● What the task requires
Your task is to extract every line from the material below exactly.

--- START ---

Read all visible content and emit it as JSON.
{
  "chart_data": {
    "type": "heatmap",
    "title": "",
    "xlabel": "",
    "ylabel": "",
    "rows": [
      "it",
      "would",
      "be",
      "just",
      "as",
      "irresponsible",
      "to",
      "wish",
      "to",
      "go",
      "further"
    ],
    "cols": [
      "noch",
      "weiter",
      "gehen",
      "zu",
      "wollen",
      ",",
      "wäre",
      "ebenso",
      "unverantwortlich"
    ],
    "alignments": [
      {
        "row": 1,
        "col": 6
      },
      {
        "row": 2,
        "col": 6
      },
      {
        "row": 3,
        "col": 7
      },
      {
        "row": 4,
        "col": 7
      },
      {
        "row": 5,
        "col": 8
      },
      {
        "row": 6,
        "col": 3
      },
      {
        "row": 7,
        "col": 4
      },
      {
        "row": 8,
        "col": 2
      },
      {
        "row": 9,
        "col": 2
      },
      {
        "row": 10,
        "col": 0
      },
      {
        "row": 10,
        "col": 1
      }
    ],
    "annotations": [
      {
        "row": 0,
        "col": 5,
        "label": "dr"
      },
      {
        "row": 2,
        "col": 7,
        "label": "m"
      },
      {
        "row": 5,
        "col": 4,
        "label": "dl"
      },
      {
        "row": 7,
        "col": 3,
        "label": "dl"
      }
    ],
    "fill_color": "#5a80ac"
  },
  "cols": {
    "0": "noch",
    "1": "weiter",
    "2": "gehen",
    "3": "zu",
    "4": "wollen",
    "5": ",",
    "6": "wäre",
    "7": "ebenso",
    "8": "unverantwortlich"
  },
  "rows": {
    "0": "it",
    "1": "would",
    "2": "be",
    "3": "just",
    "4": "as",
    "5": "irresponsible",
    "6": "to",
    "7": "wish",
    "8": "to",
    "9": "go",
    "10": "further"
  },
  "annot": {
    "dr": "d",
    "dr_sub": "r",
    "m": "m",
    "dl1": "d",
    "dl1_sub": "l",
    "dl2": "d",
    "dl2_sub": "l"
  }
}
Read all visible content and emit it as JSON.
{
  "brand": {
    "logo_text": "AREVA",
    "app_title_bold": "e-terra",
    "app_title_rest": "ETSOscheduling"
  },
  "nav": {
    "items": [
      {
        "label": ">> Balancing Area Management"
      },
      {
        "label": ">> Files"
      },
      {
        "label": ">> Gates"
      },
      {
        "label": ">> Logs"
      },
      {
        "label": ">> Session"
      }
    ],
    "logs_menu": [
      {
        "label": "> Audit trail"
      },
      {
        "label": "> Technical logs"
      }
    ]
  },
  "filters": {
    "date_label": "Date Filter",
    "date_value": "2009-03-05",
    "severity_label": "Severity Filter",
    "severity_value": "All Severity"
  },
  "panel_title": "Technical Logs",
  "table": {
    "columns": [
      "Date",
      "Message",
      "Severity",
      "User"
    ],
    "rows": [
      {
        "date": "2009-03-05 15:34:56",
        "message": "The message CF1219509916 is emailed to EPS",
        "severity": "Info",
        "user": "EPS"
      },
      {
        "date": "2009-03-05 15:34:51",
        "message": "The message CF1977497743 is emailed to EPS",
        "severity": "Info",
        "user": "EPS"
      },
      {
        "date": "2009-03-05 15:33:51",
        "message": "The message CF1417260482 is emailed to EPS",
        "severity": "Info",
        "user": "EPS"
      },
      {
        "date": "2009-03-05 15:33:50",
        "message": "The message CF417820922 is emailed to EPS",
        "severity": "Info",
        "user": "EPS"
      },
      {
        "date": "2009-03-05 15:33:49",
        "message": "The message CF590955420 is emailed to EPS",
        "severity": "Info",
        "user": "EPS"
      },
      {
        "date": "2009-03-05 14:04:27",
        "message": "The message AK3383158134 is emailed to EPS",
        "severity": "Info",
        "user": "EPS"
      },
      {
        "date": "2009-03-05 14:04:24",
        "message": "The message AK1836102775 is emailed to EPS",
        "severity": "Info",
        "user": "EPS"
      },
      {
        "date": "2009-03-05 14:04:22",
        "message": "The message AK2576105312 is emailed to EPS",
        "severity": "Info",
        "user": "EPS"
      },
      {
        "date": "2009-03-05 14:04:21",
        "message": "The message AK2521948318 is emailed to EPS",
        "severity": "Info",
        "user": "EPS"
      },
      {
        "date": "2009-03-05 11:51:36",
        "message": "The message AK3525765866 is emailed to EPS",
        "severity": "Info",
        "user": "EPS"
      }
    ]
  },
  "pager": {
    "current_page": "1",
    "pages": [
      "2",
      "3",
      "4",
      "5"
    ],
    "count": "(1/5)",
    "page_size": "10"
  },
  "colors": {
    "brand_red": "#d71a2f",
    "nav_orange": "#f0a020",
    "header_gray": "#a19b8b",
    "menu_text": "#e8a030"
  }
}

--- END ---

● Solution for this problem
Read all visible content and emit it as JSON.
{
  "chart_data": {
    "type": "heatmap",
    "title": "",
    "xlabel": "",
    "ylabel": "",
    "rows": [
      "it",
      "would",
      "be",
      "just",
      "as",
      "irresponsible",
      "to",
      "wish",
      "to",
      "go",
      "further"
    ],
    "cols": [
      "noch",
      "weiter",
      "gehen",
      "zu",
      "wollen",
      ",",
      "wäre",
      "ebenso",
      "unverantwortlich"
    ],
    "alignments": [
      {
        "row": 1,
        "col": 6
      },
      {
        "row": 2,
        "col": 6
      },
      {
        "row": 3,
        "col": 7
      },
      {
        "row": 4,
        "col": 7
      },
      {
        "row": 5,
        "col": 8
      },
      {
        "row": 6,
        "col": 3
      },
      {
        "row": 7,
        "col": 4
      },
      {
        "row": 8,
        "col": 2
      },
      {
        "row": 9,
        "col": 2
      },
      {
        "row": 10,
        "col": 0
      },
      {
        "row": 10,
        "col": 1
      }
    ],
    "annotations": [
      {
        "row": 0,
        "col": 5,
        "label": "dr"
      },
      {
        "row": 2,
        "col": 7,
        "label": "m"
      },
      {
        "row": 5,
        "col": 4,
        "label": "dl"
      },
      {
        "row": 7,
        "col": 3,
        "label": "dl"
      }
    ],
    "fill_color": "#5a80ac"
  },
  "cols": {
    "0": "noch",
    "1": "weiter",
    "2": "gehen",
    "3": "zu",
    "4": "wollen",
    "5": ",",
    "6": "wäre",
    "7": "ebenso",
    "8": "unverantwortlich"
  },
  "rows": {
    "0": "it",
    "1": "would",
    "2": "be",
    "3": "just",
    "4": "as",
    "5": "irresponsible",
    "6": "to",
    "7": "wish",
    "8": "to",
    "9": "go",
    "10": "further"
  },
  "annot": {
    "dr": "d",
    "dr_sub": "r",
    "m": "m",
    "dl1": "d",
    "dl1_sub": "l",
    "dl2": "d",
    "dl2_sub": "l"
  }
}
Read all visible content and emit it as JSON.
{
  "brand": {
    "logo_text": "AREVA",
    "app_title_bold": "e-terra",
    "app_title_rest": "ETSOscheduling"
  },
  "nav": {
    "items": [
      {
        "label": ">> Balancing Area Management"
      },
      {
        "label": ">> Files"
      },
      {
        "label": ">> Gates"
      },
      {
        "label": ">> Logs"
      },
      {
        "label": ">> Session"
      }
    ],
    "logs_menu": [
      {
        "label": "> Audit trail"
      },
      {
        "label": "> Technical logs"
      }
    ]
  },
  "filters": {
    "date_label": "Date Filter",
    "date_value": "2009-03-05",
    "severity_label": "Severity Filter",
    "severity_value": "All Severity"
  },
  "panel_title": "Technical Logs",
  "table": {
    "columns": [
      "Date",
      "Message",
      "Severity",
      "User"
    ],
    "rows": [
      {
        "date": "2009-03-05 15:34:56",
        "message": "The message CF1219509916 is emailed to EPS",
        "severity": "Info",
        "user": "EPS"
      },
      {
        "date": "2009-03-05 15:34:51",
        "message": "The message CF1977497743 is emailed to EPS",
        "severity": "Info",
        "user": "EPS"
      },
      {
        "date": "2009-03-05 15:33:51",
        "message": "The message CF1417260482 is emailed to EPS",
        "severity": "Info",
        "user": "EPS"
      },
      {
        "date": "2009-03-05 15:33:50",
        "message": "The message CF417820922 is emailed to EPS",
        "severity": "Info",
        "user": "EPS"
      },
      {
        "date": "2009-03-05 15:33:49",
        "message": "The message CF590955420 is emailed to EPS",
        "severity": "Info",
        "user": "EPS"
      },
      {
        "date": "2009-03-05 14:04:27",
        "message": "The message AK3383158134 is emailed to EPS",
        "severity": "Info",
        "user": "EPS"
      },
      {
        "date": "2009-03-05 14:04:24",
        "message": "The message AK1836102775 is emailed to EPS",
        "severity": "Info",
        "user": "EPS"
      },
      {
        "date": "2009-03-05 14:04:22",
        "message": "The message AK2576105312 is emailed to EPS",
        "severity": "Info",
        "user": "EPS"
      },
      {
        "date": "2009-03-05 14:04:21",
        "message": "The message AK2521948318 is emailed to EPS",
        "severity": "Info",
        "user": "EPS"
      },
      {
        "date": "2009-03-05 11:51:36",
        "message": "The message AK3525765866 is emailed to EPS",
        "severity": "Info",
        "user": "EPS"
      }
    ]
  },
  "pager": {
    "current_page": "1",
    "pages": [
      "2",
      "3",
      "4",
      "5"
    ],
    "count": "(1/5)",
    "page_size": "10"
  },
  "colors": {
    "brand_red": "#d71a2f",
    "nav_orange": "#f0a020",
    "header_gray": "#a19b8b",
    "menu_text": "#e8a030"
  }
}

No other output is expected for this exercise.